Start of TASK INPUTS

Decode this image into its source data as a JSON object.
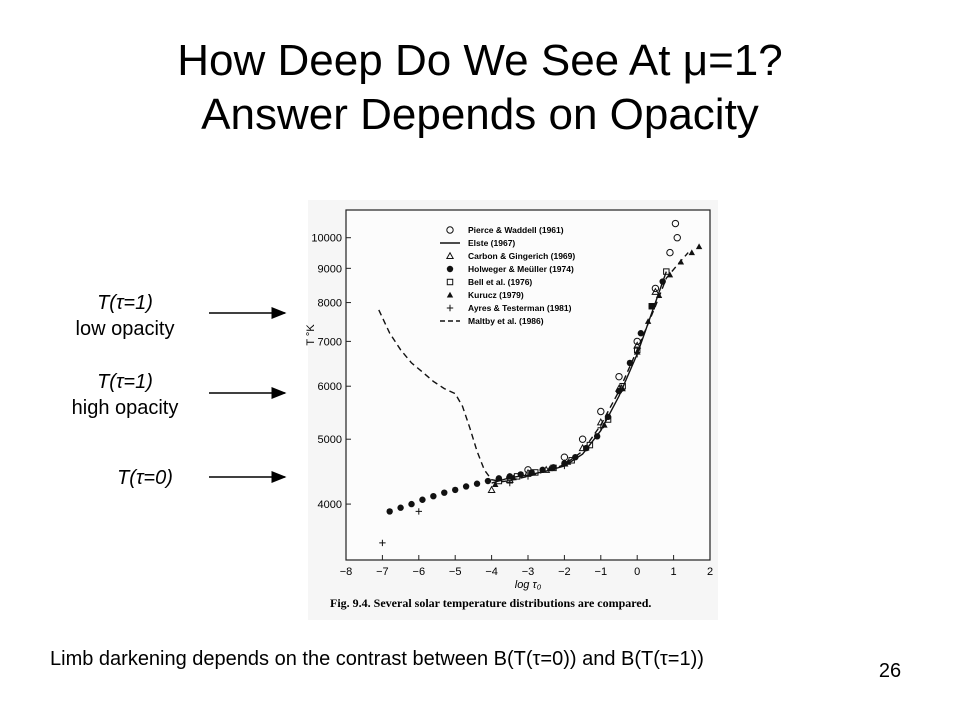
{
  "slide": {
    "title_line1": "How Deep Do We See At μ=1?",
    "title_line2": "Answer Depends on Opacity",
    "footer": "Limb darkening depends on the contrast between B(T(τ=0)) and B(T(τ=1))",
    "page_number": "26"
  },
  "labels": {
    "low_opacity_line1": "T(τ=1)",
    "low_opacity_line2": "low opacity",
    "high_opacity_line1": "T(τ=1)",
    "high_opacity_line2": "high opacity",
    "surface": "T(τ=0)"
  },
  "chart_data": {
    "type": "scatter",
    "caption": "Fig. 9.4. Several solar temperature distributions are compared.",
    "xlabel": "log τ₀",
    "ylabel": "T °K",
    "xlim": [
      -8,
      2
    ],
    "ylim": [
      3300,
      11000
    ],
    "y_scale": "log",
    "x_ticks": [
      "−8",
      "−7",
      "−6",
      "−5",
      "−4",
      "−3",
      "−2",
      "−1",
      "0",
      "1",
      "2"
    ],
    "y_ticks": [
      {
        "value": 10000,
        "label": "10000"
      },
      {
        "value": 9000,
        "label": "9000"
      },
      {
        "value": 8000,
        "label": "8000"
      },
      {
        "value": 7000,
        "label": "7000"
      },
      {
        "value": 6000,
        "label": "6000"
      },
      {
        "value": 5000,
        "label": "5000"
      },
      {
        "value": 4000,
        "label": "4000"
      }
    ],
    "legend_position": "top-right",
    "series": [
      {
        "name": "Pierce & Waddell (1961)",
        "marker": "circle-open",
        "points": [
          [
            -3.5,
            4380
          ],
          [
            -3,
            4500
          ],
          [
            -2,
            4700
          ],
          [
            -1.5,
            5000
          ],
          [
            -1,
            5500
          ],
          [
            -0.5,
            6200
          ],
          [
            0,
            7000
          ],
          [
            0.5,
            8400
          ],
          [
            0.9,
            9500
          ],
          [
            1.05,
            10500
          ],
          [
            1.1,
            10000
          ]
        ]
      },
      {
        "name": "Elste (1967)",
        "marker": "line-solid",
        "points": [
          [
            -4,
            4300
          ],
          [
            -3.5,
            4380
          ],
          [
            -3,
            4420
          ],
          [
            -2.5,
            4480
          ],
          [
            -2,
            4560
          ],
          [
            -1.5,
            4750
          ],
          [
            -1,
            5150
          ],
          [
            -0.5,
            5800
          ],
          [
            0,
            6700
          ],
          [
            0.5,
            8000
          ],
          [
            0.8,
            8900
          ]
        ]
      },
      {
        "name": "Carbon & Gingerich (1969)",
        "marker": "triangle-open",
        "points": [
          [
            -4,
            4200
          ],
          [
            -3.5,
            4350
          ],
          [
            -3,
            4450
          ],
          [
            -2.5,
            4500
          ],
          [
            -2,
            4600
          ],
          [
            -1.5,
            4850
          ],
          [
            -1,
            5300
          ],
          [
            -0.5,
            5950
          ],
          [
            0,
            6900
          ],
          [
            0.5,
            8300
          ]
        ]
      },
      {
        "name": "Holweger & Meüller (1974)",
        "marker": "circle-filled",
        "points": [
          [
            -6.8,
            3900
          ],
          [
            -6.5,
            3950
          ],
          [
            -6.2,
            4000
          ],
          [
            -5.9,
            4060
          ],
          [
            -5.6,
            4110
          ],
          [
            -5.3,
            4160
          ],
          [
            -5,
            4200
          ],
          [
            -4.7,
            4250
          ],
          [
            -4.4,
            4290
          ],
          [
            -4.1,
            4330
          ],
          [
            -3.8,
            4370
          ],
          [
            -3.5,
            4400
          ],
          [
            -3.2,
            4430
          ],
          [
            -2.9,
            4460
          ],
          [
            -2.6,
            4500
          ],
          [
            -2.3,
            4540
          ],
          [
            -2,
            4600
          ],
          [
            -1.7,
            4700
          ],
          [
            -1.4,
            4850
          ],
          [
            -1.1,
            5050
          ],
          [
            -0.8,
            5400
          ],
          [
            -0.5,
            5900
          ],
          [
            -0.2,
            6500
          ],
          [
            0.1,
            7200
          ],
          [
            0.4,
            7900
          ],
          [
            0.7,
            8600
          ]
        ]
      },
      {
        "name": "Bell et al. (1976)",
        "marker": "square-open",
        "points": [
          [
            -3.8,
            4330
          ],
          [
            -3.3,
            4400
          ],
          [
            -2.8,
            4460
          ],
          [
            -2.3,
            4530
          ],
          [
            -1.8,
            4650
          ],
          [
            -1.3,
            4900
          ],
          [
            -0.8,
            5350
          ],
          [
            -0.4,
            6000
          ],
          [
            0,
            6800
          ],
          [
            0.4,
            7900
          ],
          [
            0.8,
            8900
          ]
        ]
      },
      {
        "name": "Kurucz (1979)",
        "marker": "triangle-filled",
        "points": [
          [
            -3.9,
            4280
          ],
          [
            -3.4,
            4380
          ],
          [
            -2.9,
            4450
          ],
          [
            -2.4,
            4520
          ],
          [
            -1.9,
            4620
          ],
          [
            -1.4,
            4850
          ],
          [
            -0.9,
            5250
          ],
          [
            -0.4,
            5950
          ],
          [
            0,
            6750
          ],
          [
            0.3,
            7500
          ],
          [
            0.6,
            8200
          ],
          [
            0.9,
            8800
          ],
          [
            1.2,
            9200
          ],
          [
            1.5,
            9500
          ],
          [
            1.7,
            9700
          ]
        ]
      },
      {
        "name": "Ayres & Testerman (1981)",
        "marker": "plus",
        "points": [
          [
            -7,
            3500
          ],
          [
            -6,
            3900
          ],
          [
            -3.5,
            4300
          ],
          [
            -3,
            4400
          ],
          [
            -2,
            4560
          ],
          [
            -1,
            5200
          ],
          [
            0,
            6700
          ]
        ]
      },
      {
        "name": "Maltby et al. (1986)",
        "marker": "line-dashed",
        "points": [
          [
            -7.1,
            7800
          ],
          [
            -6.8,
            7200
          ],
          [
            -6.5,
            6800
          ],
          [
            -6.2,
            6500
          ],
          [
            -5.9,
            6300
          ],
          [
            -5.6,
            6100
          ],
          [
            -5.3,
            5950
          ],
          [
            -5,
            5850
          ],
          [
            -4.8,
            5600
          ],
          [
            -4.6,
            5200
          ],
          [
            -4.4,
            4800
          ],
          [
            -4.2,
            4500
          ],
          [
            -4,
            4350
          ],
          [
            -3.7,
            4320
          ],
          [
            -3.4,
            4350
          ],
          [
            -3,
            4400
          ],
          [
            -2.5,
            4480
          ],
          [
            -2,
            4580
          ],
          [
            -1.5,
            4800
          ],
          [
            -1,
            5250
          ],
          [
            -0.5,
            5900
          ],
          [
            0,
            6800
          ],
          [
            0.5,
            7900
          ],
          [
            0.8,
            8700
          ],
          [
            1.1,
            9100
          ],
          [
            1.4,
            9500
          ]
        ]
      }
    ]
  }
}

End of TASK INPUTS

▶ **SHORT EXERCISE**
Copy every line above word for word and exclude the pictures.

▶ **EXERCISE OUTPUT**
Decode this image into its source data as a JSON object.
{
  "slide": {
    "title_line1": "How Deep Do We See At μ=1?",
    "title_line2": "Answer Depends on Opacity",
    "footer": "Limb darkening depends on the contrast between B(T(τ=0)) and B(T(τ=1))",
    "page_number": "26"
  },
  "labels": {
    "low_opacity_line1": "T(τ=1)",
    "low_opacity_line2": "low opacity",
    "high_opacity_line1": "T(τ=1)",
    "high_opacity_line2": "high opacity",
    "surface": "T(τ=0)"
  },
  "chart_data": {
    "type": "scatter",
    "caption": "Fig. 9.4. Several solar temperature distributions are compared.",
    "xlabel": "log τ₀",
    "ylabel": "T °K",
    "xlim": [
      -8,
      2
    ],
    "ylim": [
      3300,
      11000
    ],
    "y_scale": "log",
    "x_ticks": [
      "−8",
      "−7",
      "−6",
      "−5",
      "−4",
      "−3",
      "−2",
      "−1",
      "0",
      "1",
      "2"
    ],
    "y_ticks": [
      {
        "value": 10000,
        "label": "10000"
      },
      {
        "value": 9000,
        "label": "9000"
      },
      {
        "value": 8000,
        "label": "8000"
      },
      {
        "value": 7000,
        "label": "7000"
      },
      {
        "value": 6000,
        "label": "6000"
      },
      {
        "value": 5000,
        "label": "5000"
      },
      {
        "value": 4000,
        "label": "4000"
      }
    ],
    "legend_position": "top-right",
    "series": [
      {
        "name": "Pierce & Waddell (1961)",
        "marker": "circle-open",
        "points": [
          [
            -3.5,
            4380
          ],
          [
            -3,
            4500
          ],
          [
            -2,
            4700
          ],
          [
            -1.5,
            5000
          ],
          [
            -1,
            5500
          ],
          [
            -0.5,
            6200
          ],
          [
            0,
            7000
          ],
          [
            0.5,
            8400
          ],
          [
            0.9,
            9500
          ],
          [
            1.05,
            10500
          ],
          [
            1.1,
            10000
          ]
        ]
      },
      {
        "name": "Elste (1967)",
        "marker": "line-solid",
        "points": [
          [
            -4,
            4300
          ],
          [
            -3.5,
            4380
          ],
          [
            -3,
            4420
          ],
          [
            -2.5,
            4480
          ],
          [
            -2,
            4560
          ],
          [
            -1.5,
            4750
          ],
          [
            -1,
            5150
          ],
          [
            -0.5,
            5800
          ],
          [
            0,
            6700
          ],
          [
            0.5,
            8000
          ],
          [
            0.8,
            8900
          ]
        ]
      },
      {
        "name": "Carbon & Gingerich (1969)",
        "marker": "triangle-open",
        "points": [
          [
            -4,
            4200
          ],
          [
            -3.5,
            4350
          ],
          [
            -3,
            4450
          ],
          [
            -2.5,
            4500
          ],
          [
            -2,
            4600
          ],
          [
            -1.5,
            4850
          ],
          [
            -1,
            5300
          ],
          [
            -0.5,
            5950
          ],
          [
            0,
            6900
          ],
          [
            0.5,
            8300
          ]
        ]
      },
      {
        "name": "Holweger & Meüller (1974)",
        "marker": "circle-filled",
        "points": [
          [
            -6.8,
            3900
          ],
          [
            -6.5,
            3950
          ],
          [
            -6.2,
            4000
          ],
          [
            -5.9,
            4060
          ],
          [
            -5.6,
            4110
          ],
          [
            -5.3,
            4160
          ],
          [
            -5,
            4200
          ],
          [
            -4.7,
            4250
          ],
          [
            -4.4,
            4290
          ],
          [
            -4.1,
            4330
          ],
          [
            -3.8,
            4370
          ],
          [
            -3.5,
            4400
          ],
          [
            -3.2,
            4430
          ],
          [
            -2.9,
            4460
          ],
          [
            -2.6,
            4500
          ],
          [
            -2.3,
            4540
          ],
          [
            -2,
            4600
          ],
          [
            -1.7,
            4700
          ],
          [
            -1.4,
            4850
          ],
          [
            -1.1,
            5050
          ],
          [
            -0.8,
            5400
          ],
          [
            -0.5,
            5900
          ],
          [
            -0.2,
            6500
          ],
          [
            0.1,
            7200
          ],
          [
            0.4,
            7900
          ],
          [
            0.7,
            8600
          ]
        ]
      },
      {
        "name": "Bell et al. (1976)",
        "marker": "square-open",
        "points": [
          [
            -3.8,
            4330
          ],
          [
            -3.3,
            4400
          ],
          [
            -2.8,
            4460
          ],
          [
            -2.3,
            4530
          ],
          [
            -1.8,
            4650
          ],
          [
            -1.3,
            4900
          ],
          [
            -0.8,
            5350
          ],
          [
            -0.4,
            6000
          ],
          [
            0,
            6800
          ],
          [
            0.4,
            7900
          ],
          [
            0.8,
            8900
          ]
        ]
      },
      {
        "name": "Kurucz (1979)",
        "marker": "triangle-filled",
        "points": [
          [
            -3.9,
            4280
          ],
          [
            -3.4,
            4380
          ],
          [
            -2.9,
            4450
          ],
          [
            -2.4,
            4520
          ],
          [
            -1.9,
            4620
          ],
          [
            -1.4,
            4850
          ],
          [
            -0.9,
            5250
          ],
          [
            -0.4,
            5950
          ],
          [
            0,
            6750
          ],
          [
            0.3,
            7500
          ],
          [
            0.6,
            8200
          ],
          [
            0.9,
            8800
          ],
          [
            1.2,
            9200
          ],
          [
            1.5,
            9500
          ],
          [
            1.7,
            9700
          ]
        ]
      },
      {
        "name": "Ayres & Testerman (1981)",
        "marker": "plus",
        "points": [
          [
            -7,
            3500
          ],
          [
            -6,
            3900
          ],
          [
            -3.5,
            4300
          ],
          [
            -3,
            4400
          ],
          [
            -2,
            4560
          ],
          [
            -1,
            5200
          ],
          [
            0,
            6700
          ]
        ]
      },
      {
        "name": "Maltby et al. (1986)",
        "marker": "line-dashed",
        "points": [
          [
            -7.1,
            7800
          ],
          [
            -6.8,
            7200
          ],
          [
            -6.5,
            6800
          ],
          [
            -6.2,
            6500
          ],
          [
            -5.9,
            6300
          ],
          [
            -5.6,
            6100
          ],
          [
            -5.3,
            5950
          ],
          [
            -5,
            5850
          ],
          [
            -4.8,
            5600
          ],
          [
            -4.6,
            5200
          ],
          [
            -4.4,
            4800
          ],
          [
            -4.2,
            4500
          ],
          [
            -4,
            4350
          ],
          [
            -3.7,
            4320
          ],
          [
            -3.4,
            4350
          ],
          [
            -3,
            4400
          ],
          [
            -2.5,
            4480
          ],
          [
            -2,
            4580
          ],
          [
            -1.5,
            4800
          ],
          [
            -1,
            5250
          ],
          [
            -0.5,
            5900
          ],
          [
            0,
            6800
          ],
          [
            0.5,
            7900
          ],
          [
            0.8,
            8700
          ],
          [
            1.1,
            9100
          ],
          [
            1.4,
            9500
          ]
        ]
      }
    ]
  }
}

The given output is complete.